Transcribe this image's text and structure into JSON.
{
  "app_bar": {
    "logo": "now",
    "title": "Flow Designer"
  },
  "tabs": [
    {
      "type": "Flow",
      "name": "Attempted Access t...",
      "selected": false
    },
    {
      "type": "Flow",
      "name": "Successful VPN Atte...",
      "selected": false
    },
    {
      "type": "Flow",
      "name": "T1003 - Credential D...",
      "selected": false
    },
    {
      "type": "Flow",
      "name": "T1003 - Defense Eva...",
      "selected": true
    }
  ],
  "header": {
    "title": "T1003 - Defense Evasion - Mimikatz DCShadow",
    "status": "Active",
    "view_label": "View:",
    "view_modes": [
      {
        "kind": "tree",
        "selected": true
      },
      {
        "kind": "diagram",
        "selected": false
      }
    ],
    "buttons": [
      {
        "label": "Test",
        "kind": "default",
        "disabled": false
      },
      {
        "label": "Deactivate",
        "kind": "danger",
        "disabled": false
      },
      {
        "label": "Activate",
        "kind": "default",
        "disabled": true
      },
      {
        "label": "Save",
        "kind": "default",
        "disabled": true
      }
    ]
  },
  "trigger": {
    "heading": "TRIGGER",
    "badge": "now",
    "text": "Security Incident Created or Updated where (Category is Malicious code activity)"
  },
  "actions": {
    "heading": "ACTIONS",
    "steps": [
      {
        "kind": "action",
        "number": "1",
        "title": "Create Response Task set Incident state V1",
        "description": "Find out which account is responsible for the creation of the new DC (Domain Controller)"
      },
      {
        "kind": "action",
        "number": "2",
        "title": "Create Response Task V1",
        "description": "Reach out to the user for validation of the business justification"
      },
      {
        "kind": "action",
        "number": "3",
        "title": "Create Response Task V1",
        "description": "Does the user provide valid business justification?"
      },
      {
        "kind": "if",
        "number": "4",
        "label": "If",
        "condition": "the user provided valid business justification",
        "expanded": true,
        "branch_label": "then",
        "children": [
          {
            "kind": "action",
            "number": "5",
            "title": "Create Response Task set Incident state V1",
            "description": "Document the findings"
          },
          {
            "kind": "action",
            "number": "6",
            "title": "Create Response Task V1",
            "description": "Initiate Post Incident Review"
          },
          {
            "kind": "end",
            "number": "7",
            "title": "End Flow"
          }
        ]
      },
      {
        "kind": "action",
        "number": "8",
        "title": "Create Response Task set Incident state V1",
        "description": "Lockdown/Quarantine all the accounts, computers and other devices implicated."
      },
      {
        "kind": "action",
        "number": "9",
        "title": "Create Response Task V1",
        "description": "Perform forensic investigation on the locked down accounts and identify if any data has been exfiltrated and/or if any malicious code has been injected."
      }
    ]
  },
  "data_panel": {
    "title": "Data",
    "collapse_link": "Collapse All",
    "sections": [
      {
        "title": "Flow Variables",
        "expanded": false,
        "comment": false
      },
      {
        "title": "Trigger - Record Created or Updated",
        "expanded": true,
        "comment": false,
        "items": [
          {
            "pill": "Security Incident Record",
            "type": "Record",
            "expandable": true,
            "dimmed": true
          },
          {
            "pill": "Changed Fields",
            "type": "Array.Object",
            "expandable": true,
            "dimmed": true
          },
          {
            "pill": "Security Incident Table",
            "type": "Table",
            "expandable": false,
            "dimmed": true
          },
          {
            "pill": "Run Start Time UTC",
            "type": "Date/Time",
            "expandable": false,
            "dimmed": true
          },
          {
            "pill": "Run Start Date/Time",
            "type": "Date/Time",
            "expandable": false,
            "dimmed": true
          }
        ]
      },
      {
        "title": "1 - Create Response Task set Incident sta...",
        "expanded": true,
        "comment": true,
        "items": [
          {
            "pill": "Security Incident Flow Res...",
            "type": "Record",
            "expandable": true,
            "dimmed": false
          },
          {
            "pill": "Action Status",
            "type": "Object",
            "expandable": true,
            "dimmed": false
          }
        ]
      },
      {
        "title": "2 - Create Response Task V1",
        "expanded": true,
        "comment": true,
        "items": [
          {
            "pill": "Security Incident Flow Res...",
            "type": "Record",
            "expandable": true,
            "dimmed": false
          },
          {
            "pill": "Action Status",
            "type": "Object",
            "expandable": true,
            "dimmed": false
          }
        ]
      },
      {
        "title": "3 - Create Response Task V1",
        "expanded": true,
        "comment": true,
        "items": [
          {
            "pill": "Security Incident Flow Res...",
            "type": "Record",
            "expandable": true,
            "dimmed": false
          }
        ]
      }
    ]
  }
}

------------------------------------------------

INSTRUCTION: Out of the material above, select every line that holds the string "Defense".

CORRECT ANSWER:
      "name": "T1003 - Defense Eva...",
    "title": "T1003 - Defense Evasion - Mimikatz DCShadow",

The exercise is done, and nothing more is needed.